## Directive
Where a line in the listing contains the string "Avenue", copy that line out.

## Input rows
↓↓↓

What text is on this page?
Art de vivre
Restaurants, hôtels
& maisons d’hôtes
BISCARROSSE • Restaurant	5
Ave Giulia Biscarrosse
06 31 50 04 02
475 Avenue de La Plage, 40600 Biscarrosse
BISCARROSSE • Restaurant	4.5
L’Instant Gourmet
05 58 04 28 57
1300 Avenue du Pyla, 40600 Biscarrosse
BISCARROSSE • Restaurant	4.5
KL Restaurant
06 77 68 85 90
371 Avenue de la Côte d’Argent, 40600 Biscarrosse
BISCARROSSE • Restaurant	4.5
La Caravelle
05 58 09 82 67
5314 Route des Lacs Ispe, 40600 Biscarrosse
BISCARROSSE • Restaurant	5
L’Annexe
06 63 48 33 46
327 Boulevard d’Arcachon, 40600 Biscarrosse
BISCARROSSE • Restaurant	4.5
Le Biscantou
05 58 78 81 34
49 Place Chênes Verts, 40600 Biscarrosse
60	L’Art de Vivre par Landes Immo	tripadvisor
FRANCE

↑↑↑

## Solution to the exercise
475 Avenue de La Plage, 40600 Biscarrosse
1300 Avenue du Pyla, 40600 Biscarrosse
371 Avenue de la Côte d’Argent, 40600 Biscarrosse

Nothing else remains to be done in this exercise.